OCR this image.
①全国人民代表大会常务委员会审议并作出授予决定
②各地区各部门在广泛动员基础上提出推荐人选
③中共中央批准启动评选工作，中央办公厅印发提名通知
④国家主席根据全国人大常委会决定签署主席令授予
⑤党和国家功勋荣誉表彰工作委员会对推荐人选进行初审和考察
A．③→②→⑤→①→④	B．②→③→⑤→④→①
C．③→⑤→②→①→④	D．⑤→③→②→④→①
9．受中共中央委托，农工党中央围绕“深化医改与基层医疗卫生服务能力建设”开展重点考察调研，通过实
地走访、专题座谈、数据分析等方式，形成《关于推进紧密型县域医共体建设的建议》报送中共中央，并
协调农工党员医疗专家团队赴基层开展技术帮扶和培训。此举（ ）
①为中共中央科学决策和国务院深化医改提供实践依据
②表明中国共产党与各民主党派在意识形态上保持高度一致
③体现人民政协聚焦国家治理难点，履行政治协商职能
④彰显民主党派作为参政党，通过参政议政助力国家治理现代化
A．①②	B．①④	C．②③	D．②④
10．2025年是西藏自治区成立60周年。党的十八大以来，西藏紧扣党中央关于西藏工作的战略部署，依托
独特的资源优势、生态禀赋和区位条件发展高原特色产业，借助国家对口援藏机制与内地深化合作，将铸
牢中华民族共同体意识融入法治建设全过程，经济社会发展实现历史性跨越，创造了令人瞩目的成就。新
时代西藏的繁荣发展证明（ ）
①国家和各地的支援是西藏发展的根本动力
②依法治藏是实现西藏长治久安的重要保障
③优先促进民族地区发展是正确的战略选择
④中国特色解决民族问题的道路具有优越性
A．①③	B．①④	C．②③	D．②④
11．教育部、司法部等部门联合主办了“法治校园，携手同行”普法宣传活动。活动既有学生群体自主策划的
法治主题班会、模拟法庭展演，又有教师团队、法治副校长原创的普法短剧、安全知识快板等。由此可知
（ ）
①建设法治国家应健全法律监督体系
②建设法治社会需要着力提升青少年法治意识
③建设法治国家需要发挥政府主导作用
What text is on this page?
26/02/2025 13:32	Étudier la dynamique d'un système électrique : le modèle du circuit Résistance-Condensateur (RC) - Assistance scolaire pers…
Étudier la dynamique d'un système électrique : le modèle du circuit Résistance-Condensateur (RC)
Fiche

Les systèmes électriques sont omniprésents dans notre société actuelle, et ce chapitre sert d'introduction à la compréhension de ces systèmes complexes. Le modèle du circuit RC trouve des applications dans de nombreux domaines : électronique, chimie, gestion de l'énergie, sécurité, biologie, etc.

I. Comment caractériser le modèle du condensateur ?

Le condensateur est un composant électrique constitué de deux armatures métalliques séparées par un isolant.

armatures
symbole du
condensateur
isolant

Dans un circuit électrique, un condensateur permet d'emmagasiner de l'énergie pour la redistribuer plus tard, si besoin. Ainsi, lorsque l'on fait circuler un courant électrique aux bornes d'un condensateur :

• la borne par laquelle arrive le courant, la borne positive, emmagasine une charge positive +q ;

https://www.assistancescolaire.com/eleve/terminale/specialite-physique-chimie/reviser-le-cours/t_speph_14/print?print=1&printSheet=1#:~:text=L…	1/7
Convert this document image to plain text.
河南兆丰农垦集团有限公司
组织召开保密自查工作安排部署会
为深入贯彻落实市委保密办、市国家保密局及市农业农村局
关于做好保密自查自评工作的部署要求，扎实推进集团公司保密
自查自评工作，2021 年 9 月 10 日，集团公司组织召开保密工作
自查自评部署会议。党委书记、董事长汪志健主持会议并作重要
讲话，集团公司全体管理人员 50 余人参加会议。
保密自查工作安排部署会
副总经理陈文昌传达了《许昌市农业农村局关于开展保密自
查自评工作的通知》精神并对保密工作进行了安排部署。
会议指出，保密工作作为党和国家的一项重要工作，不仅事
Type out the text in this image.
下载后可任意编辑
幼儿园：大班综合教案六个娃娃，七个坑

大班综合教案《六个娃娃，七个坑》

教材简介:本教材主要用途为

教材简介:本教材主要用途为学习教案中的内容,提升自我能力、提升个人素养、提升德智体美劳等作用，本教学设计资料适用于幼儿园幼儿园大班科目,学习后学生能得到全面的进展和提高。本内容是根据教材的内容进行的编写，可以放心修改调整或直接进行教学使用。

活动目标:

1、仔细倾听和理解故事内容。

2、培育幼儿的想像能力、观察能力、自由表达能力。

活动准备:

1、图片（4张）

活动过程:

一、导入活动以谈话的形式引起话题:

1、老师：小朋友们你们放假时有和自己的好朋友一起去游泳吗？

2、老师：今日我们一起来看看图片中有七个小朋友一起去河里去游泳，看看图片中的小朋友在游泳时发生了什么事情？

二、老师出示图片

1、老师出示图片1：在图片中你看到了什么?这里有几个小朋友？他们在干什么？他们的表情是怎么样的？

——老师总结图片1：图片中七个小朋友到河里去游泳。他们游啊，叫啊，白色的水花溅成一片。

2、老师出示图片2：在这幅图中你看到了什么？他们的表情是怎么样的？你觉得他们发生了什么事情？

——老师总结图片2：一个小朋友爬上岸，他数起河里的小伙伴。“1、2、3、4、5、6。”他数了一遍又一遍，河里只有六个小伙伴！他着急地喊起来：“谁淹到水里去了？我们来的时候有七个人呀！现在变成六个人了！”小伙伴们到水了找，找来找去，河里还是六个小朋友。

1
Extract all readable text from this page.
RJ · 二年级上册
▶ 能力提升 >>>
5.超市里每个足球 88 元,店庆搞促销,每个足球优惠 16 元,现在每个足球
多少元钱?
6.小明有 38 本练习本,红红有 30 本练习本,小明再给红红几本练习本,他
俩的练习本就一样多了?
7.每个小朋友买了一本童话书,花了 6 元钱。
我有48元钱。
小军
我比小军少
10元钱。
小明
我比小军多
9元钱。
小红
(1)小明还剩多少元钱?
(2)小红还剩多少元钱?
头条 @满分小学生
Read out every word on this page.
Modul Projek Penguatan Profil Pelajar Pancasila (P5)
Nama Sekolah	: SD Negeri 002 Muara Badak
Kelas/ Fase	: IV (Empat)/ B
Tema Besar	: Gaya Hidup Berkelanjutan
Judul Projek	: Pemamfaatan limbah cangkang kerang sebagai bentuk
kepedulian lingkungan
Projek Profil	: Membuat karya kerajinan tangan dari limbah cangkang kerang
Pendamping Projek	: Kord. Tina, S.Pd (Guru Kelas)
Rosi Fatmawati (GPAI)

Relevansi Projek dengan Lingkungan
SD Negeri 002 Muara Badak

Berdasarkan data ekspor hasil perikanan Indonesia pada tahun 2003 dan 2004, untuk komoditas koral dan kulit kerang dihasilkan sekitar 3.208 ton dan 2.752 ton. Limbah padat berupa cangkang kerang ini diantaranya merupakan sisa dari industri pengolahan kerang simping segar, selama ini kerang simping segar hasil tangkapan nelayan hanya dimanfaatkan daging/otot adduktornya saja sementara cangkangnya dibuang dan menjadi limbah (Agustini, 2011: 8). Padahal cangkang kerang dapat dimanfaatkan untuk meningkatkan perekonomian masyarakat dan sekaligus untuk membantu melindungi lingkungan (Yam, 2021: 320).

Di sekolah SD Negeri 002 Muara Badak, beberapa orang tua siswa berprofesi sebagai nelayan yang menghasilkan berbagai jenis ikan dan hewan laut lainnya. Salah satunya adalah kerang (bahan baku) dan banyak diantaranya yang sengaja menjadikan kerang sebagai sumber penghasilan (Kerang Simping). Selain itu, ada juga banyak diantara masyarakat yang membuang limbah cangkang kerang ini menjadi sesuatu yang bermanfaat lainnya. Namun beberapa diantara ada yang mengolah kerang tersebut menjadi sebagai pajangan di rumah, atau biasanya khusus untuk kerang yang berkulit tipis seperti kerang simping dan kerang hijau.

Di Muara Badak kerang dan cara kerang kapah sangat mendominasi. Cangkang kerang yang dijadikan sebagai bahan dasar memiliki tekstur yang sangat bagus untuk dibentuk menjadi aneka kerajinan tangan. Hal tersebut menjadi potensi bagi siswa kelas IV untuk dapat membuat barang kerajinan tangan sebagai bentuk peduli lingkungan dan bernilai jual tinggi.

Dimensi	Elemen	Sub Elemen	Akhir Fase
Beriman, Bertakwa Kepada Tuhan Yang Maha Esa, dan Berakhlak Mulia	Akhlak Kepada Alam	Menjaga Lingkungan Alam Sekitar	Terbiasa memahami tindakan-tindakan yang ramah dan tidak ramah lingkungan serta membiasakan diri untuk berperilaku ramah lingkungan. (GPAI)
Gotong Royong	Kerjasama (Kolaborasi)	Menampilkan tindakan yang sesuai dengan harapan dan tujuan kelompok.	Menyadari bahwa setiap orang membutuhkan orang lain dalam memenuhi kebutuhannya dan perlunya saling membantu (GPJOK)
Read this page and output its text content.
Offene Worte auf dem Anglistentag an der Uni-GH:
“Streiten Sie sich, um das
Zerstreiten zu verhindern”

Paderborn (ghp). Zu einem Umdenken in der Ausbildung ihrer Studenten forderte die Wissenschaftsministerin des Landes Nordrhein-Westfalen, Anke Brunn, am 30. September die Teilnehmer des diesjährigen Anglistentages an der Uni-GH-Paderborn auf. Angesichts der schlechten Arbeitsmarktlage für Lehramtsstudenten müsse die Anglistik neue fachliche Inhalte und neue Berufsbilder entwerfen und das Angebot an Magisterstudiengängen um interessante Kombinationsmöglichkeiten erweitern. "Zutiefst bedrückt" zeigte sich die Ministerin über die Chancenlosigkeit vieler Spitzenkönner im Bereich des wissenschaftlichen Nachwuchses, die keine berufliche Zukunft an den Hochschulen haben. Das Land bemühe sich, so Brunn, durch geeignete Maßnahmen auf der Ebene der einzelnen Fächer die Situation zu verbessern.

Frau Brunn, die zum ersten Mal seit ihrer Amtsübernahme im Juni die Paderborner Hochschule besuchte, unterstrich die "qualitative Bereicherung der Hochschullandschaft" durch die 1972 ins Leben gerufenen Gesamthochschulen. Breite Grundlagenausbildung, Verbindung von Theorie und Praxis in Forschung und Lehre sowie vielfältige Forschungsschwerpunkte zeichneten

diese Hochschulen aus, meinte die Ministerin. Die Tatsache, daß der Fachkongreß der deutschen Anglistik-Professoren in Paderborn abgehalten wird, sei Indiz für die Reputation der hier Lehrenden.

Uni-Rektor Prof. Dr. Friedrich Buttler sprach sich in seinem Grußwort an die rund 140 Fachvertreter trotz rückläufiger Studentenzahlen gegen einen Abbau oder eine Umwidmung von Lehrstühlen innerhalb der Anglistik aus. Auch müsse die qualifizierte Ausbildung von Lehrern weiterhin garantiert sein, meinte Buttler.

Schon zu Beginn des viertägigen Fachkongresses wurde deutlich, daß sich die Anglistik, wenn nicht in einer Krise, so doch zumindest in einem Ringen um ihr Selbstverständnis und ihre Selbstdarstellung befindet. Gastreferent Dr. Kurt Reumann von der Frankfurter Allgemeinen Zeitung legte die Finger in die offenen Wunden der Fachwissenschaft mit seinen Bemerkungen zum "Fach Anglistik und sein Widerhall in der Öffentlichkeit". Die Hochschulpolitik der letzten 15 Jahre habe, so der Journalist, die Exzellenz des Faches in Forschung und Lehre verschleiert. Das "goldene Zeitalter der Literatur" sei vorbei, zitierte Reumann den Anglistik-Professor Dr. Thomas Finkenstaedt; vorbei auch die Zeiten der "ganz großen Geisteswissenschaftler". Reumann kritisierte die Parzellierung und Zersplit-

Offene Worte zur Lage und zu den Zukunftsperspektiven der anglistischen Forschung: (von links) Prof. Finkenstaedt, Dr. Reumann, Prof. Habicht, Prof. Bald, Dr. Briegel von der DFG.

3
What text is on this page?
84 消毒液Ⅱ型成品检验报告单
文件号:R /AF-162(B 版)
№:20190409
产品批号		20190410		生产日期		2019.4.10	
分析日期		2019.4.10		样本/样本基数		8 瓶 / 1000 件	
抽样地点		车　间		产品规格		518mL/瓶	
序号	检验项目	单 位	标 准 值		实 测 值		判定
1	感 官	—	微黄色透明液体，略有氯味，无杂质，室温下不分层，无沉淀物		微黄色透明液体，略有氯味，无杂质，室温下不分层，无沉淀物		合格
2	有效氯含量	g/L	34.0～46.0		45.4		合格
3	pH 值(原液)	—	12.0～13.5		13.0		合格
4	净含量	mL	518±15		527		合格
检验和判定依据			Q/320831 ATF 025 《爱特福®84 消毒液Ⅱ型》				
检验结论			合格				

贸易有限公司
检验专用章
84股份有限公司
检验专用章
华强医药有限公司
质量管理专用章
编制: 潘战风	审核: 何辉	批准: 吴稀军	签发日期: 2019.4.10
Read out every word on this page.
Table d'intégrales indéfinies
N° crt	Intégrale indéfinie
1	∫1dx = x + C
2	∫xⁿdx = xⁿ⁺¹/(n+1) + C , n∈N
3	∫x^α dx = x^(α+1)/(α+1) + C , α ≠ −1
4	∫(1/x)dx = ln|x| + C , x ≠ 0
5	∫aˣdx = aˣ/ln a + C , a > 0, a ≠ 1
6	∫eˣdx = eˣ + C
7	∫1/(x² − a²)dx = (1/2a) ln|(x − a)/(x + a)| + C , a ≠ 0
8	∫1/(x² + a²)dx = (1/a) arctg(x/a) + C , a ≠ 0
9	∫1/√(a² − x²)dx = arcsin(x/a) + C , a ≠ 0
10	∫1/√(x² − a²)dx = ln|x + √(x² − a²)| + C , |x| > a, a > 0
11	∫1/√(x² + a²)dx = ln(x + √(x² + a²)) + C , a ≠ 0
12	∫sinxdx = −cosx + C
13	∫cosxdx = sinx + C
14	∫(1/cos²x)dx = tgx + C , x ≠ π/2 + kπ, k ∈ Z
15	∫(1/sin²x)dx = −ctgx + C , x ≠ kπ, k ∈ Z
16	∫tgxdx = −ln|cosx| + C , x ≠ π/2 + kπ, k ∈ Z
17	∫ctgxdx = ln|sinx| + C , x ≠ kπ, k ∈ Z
# # # # # # #
■ **TASK GOAL**: Gather all the lines that include the word "Profil" and copy them out.

■ **RESPONSE TO THE TASK**:
Modul Projek Penguatan Profil Pelajar Pancasila (P5)
Projek Profil	: Membuat karya kerajinan tangan dari limbah cangkang kerang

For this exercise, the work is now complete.